Extract every record, keeping each one exactly as it is.

------

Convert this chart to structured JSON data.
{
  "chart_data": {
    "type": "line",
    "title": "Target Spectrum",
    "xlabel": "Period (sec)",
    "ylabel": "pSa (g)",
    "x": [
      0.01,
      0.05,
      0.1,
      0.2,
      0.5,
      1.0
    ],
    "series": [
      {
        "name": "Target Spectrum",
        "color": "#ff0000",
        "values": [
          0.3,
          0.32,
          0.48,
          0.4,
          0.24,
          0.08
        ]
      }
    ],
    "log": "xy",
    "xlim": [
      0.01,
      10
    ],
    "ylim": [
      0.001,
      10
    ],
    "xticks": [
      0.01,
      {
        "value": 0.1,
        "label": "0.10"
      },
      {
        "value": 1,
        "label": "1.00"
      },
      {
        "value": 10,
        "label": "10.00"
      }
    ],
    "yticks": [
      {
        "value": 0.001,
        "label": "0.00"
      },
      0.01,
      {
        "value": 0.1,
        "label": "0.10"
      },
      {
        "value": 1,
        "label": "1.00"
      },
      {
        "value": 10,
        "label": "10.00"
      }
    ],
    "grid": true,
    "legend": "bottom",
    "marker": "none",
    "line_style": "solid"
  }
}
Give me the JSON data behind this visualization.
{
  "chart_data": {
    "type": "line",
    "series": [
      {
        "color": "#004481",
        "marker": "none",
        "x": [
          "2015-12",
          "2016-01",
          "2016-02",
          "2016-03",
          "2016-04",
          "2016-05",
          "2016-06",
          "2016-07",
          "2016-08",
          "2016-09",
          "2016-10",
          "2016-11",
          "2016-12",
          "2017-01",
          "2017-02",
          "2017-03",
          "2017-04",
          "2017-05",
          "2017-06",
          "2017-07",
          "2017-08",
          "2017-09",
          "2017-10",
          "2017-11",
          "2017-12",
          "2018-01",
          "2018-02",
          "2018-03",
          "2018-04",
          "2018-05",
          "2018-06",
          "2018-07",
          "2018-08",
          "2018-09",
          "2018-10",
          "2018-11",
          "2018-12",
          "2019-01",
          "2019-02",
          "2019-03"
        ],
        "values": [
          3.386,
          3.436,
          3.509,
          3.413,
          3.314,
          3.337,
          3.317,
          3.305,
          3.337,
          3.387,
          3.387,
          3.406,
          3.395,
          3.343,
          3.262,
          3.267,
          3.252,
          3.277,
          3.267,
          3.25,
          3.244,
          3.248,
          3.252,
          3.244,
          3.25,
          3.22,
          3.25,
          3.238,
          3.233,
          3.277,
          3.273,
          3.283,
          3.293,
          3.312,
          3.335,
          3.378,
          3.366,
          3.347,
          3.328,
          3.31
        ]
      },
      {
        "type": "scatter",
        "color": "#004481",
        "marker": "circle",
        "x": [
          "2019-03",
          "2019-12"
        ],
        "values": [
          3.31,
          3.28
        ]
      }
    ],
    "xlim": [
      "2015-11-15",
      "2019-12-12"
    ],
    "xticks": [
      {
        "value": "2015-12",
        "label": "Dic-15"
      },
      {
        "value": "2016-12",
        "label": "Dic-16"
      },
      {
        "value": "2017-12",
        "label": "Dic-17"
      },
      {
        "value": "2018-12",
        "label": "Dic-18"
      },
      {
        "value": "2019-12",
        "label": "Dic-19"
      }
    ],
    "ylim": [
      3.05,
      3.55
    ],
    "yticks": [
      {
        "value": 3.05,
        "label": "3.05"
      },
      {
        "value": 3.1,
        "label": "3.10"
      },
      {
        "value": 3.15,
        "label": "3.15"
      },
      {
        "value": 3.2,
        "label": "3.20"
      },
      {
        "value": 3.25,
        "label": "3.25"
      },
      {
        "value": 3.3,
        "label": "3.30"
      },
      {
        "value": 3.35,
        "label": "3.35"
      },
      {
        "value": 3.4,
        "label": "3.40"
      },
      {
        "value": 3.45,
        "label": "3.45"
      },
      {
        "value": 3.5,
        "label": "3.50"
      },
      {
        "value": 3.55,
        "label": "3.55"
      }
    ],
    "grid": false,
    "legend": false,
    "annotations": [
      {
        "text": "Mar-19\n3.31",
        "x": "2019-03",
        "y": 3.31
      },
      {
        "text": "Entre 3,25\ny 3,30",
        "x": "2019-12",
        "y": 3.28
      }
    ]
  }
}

------

> _In response_
Convert this chart to structured JSON data.
{
  "chart_data": {
    "type": "line",
    "title": "Target Spectrum",
    "xlabel": "Period (sec)",
    "ylabel": "pSa (g)",
    "x": [
      0.01,
      0.05,
      0.1,
      0.2,
      0.5,
      1.0
    ],
    "series": [
      {
        "name": "Target Spectrum",
        "color": "#ff0000",
        "values": [
          0.3,
          0.32,
          0.48,
          0.4,
          0.24,
          0.08
        ]
      }
    ],
    "log": "xy",
    "xlim": [
      0.01,
      10
    ],
    "ylim": [
      0.001,
      10
    ],
    "xticks": [
      0.01,
      {
        "value": 0.1,
        "label": "0.10"
      },
      {
        "value": 1,
        "label": "1.00"
      },
      {
        "value": 10,
        "label": "10.00"
      }
    ],
    "yticks": [
      {
        "value": 0.001,
        "label": "0.00"
      },
      0.01,
      {
        "value": 0.1,
        "label": "0.10"
      },
      {
        "value": 1,
        "label": "1.00"
      },
      {
        "value": 10,
        "label": "10.00"
      }
    ],
    "grid": true,
    "legend": "bottom",
    "marker": "none",
    "line_style": "solid"
  }
}
Give me the JSON data behind this visualization.
{
  "chart_data": {
    "type": "line",
    "series": [
      {
        "color": "#004481",
        "marker": "none",
        "x": [
          "2015-12",
          "2016-01",
          "2016-02",
          "2016-03",
          "2016-04",
          "2016-05",
          "2016-06",
          "2016-07",
          "2016-08",
          "2016-09",
          "2016-10",
          "2016-11",
          "2016-12",
          "2017-01",
          "2017-02",
          "2017-03",
          "2017-04",
          "2017-05",
          "2017-06",
          "2017-07",
          "2017-08",
          "2017-09",
          "2017-10",
          "2017-11",
          "2017-12",
          "2018-01",
          "2018-02",
          "2018-03",
          "2018-04",
          "2018-05",
          "2018-06",
          "2018-07",
          "2018-08",
          "2018-09",
          "2018-10",
          "2018-11",
          "2018-12",
          "2019-01",
          "2019-02",
          "2019-03"
        ],
        "values": [
          3.386,
          3.436,
          3.509,
          3.413,
          3.314,
          3.337,
          3.317,
          3.305,
          3.337,
          3.387,
          3.387,
          3.406,
          3.395,
          3.343,
          3.262,
          3.267,
          3.252,
          3.277,
          3.267,
          3.25,
          3.244,
          3.248,
          3.252,
          3.244,
          3.25,
          3.22,
          3.25,
          3.238,
          3.233,
          3.277,
          3.273,
          3.283,
          3.293,
          3.312,
          3.335,
          3.378,
          3.366,
          3.347,
          3.328,
          3.31
        ]
      },
      {
        "type": "scatter",
        "color": "#004481",
        "marker": "circle",
        "x": [
          "2019-03",
          "2019-12"
        ],
        "values": [
          3.31,
          3.28
        ]
      }
    ],
    "xlim": [
      "2015-11-15",
      "2019-12-12"
    ],
    "xticks": [
      {
        "value": "2015-12",
        "label": "Dic-15"
      },
      {
        "value": "2016-12",
        "label": "Dic-16"
      },
      {
        "value": "2017-12",
        "label": "Dic-17"
      },
      {
        "value": "2018-12",
        "label": "Dic-18"
      },
      {
        "value": "2019-12",
        "label": "Dic-19"
      }
    ],
    "ylim": [
      3.05,
      3.55
    ],
    "yticks": [
      {
        "value": 3.05,
        "label": "3.05"
      },
      {
        "value": 3.1,
        "label": "3.10"
      },
      {
        "value": 3.15,
        "label": "3.15"
      },
      {
        "value": 3.2,
        "label": "3.20"
      },
      {
        "value": 3.25,
        "label": "3.25"
      },
      {
        "value": 3.3,
        "label": "3.30"
      },
      {
        "value": 3.35,
        "label": "3.35"
      },
      {
        "value": 3.4,
        "label": "3.40"
      },
      {
        "value": 3.45,
        "label": "3.45"
      },
      {
        "value": 3.5,
        "label": "3.50"
      },
      {
        "value": 3.55,
        "label": "3.55"
      }
    ],
    "grid": false,
    "legend": false,
    "annotations": [
      {
        "text": "Mar-19\n3.31",
        "x": "2019-03",
        "y": 3.31
      },
      {
        "text": "Entre 3,25\ny 3,30",
        "x": "2019-12",
        "y": 3.28
      }
    ]
  }
}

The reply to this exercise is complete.